## Task directions
Look for the string "with" and copy every line that has it.

## Available data
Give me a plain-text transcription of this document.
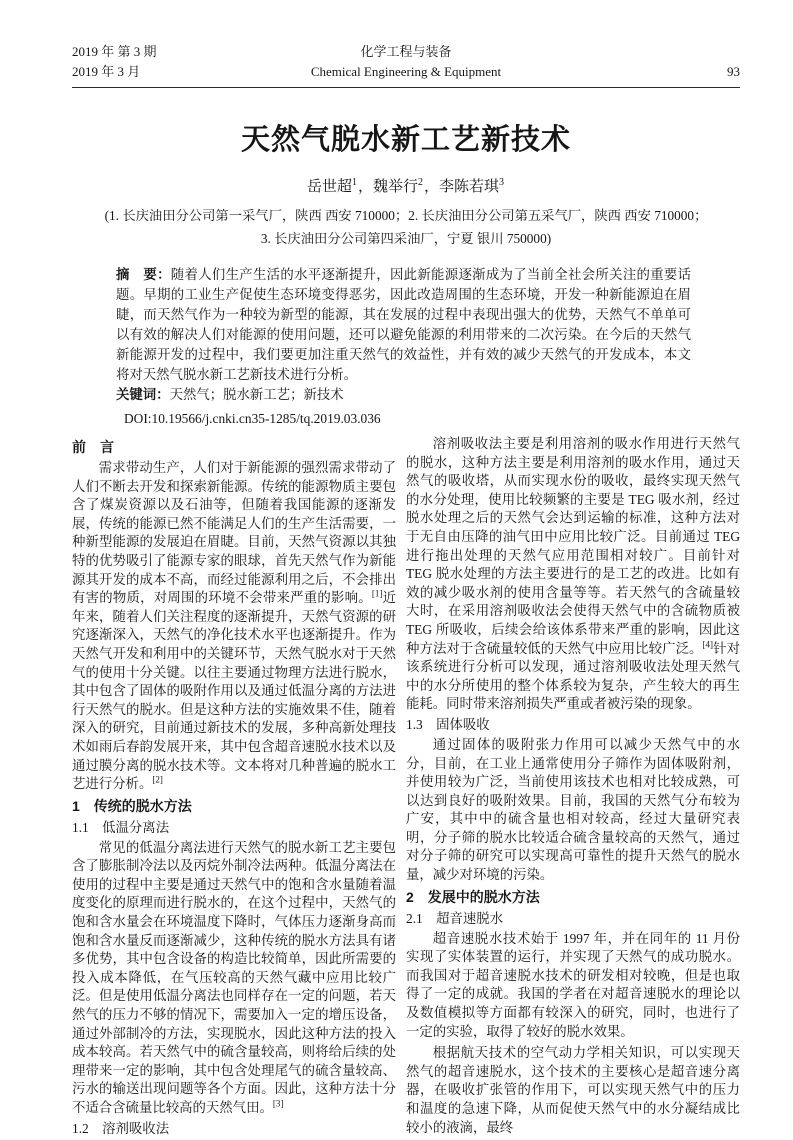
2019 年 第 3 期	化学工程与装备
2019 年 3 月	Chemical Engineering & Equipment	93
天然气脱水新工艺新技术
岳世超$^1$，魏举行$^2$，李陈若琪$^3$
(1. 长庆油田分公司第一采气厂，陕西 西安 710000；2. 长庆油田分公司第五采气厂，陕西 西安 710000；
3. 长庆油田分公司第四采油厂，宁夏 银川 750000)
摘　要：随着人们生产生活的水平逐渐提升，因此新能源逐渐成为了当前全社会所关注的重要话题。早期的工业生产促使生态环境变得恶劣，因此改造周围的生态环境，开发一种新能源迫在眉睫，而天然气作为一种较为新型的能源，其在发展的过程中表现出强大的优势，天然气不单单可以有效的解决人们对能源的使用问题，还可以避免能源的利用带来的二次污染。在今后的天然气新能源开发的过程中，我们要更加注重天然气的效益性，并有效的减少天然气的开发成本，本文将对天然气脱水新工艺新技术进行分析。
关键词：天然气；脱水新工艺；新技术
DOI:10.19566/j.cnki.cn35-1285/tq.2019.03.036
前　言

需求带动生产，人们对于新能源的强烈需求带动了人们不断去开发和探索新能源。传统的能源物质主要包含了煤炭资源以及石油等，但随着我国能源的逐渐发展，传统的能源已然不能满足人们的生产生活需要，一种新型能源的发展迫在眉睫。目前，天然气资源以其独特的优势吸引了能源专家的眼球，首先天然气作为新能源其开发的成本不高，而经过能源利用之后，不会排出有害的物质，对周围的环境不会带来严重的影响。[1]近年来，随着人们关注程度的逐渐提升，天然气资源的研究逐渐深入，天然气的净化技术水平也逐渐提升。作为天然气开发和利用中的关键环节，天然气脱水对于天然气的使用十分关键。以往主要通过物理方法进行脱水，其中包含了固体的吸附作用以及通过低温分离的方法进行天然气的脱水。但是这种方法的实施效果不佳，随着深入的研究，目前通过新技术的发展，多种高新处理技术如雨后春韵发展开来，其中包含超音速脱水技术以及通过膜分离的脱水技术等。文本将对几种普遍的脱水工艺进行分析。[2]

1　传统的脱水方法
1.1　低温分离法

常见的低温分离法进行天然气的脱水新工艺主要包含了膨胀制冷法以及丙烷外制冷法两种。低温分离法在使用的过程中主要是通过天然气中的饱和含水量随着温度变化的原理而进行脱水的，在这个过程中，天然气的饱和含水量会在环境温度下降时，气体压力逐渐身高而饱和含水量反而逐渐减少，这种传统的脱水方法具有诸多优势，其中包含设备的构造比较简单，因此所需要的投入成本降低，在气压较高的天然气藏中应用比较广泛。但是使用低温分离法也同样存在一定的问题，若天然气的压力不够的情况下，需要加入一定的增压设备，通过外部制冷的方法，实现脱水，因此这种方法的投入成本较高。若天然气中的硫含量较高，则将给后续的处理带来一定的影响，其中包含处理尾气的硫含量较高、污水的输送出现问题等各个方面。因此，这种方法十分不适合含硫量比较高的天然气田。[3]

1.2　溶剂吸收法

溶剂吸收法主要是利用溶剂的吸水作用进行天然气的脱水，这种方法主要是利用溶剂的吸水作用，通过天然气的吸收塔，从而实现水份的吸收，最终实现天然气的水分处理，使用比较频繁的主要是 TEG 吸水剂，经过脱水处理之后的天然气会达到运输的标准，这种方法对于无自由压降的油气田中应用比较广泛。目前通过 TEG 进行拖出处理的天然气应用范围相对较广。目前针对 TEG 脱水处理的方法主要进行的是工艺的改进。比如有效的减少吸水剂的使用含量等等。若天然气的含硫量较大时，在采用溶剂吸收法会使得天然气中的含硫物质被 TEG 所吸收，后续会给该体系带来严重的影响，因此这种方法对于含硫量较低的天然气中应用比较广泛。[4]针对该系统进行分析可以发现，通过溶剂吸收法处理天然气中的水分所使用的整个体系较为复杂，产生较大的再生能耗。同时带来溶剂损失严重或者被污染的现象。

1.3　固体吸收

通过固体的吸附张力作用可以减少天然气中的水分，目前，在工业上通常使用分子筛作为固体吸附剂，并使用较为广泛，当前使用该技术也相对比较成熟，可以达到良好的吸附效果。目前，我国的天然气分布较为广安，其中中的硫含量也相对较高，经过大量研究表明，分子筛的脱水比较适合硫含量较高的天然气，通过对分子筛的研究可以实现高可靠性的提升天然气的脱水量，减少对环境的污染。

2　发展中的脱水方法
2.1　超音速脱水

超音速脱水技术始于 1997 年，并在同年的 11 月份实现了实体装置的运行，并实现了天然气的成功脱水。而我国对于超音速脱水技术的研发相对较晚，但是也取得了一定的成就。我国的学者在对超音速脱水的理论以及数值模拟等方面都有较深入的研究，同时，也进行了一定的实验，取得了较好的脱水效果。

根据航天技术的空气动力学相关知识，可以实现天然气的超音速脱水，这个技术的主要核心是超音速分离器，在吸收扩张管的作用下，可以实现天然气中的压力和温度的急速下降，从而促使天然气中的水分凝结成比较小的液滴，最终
* * *
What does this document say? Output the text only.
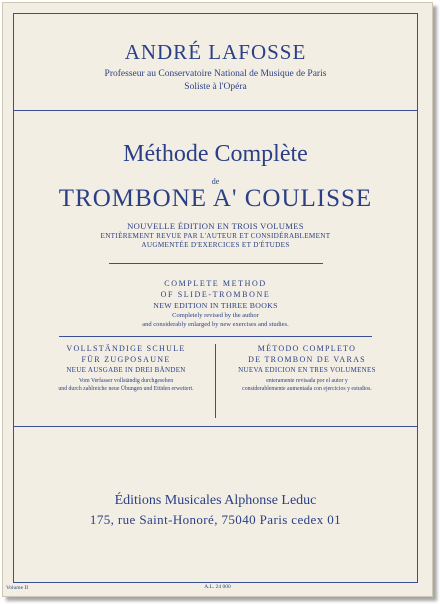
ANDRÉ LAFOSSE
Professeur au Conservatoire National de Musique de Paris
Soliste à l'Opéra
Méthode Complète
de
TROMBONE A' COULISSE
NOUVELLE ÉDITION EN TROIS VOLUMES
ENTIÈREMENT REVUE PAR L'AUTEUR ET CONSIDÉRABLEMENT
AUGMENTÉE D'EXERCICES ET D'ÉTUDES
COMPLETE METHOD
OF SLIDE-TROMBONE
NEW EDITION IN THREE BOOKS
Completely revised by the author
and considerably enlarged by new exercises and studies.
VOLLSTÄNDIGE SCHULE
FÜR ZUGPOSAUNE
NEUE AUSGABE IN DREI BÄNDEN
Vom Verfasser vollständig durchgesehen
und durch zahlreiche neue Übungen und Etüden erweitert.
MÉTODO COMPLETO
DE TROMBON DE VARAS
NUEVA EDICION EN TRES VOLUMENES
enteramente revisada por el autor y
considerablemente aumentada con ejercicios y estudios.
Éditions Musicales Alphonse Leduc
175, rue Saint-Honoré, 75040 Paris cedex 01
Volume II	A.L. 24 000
* * *
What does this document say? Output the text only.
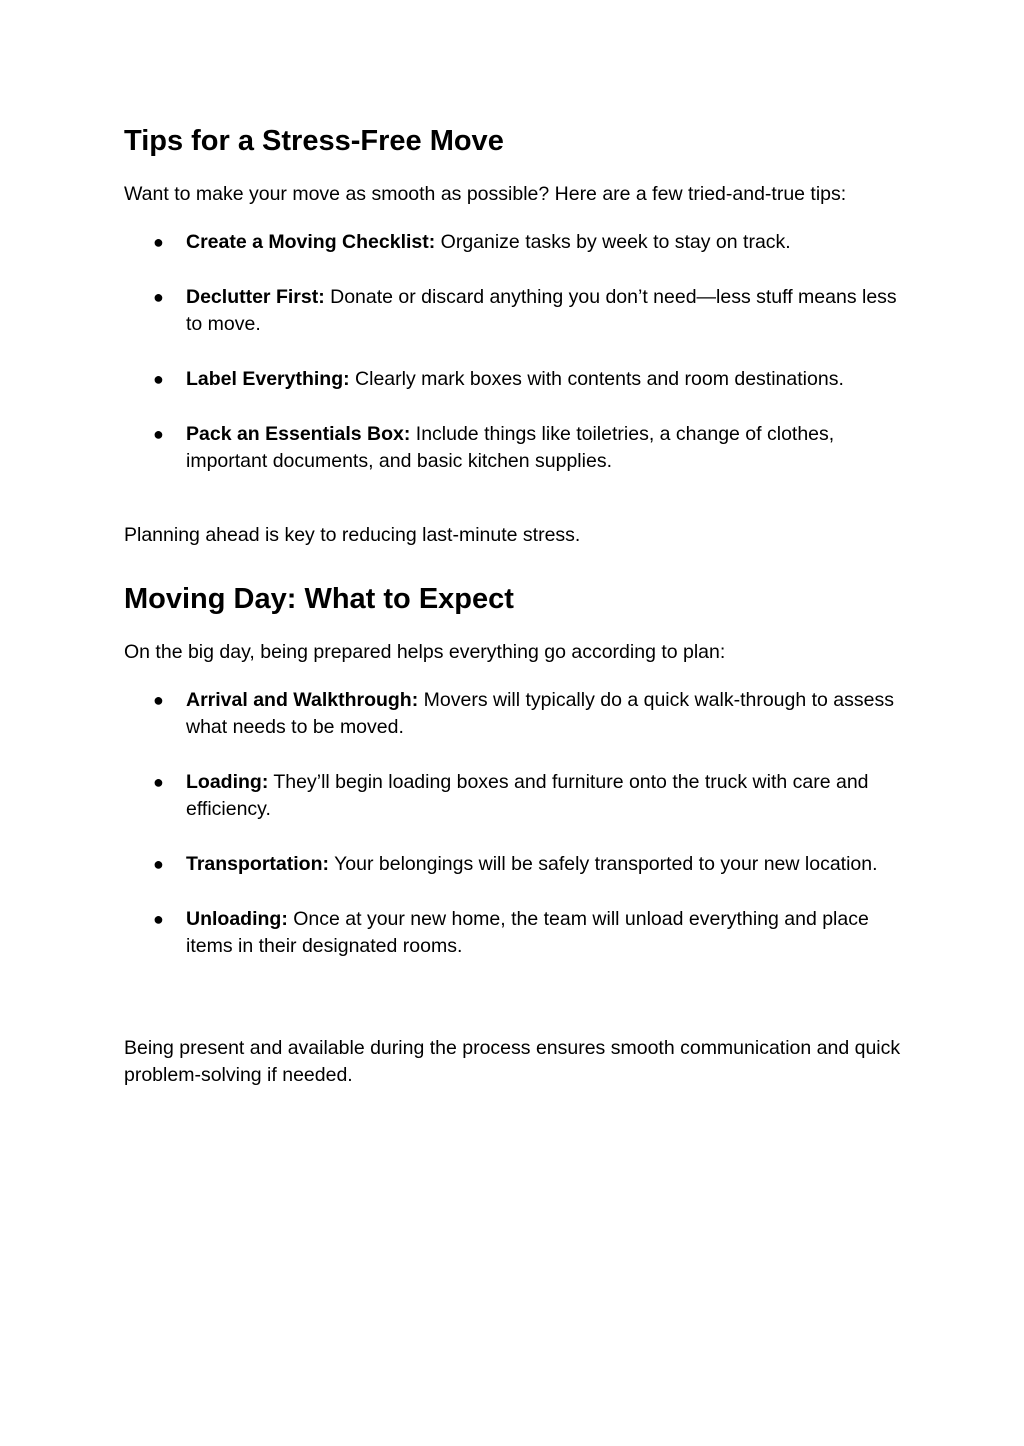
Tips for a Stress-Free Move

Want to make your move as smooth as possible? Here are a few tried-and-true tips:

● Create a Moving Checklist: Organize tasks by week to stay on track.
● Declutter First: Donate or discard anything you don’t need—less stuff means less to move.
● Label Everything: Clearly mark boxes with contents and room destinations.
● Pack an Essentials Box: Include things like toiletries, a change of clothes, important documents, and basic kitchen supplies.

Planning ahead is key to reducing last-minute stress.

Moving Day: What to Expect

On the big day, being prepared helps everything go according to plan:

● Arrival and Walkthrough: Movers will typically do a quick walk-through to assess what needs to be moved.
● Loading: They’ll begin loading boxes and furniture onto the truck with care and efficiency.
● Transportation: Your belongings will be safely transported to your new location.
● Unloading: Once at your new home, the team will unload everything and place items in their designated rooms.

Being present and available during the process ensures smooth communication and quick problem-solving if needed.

## Response
● Label Everything: Clearly mark boxes with contents and room destinations.
● Loading: They’ll begin loading boxes and furniture onto the truck with care and efficiency.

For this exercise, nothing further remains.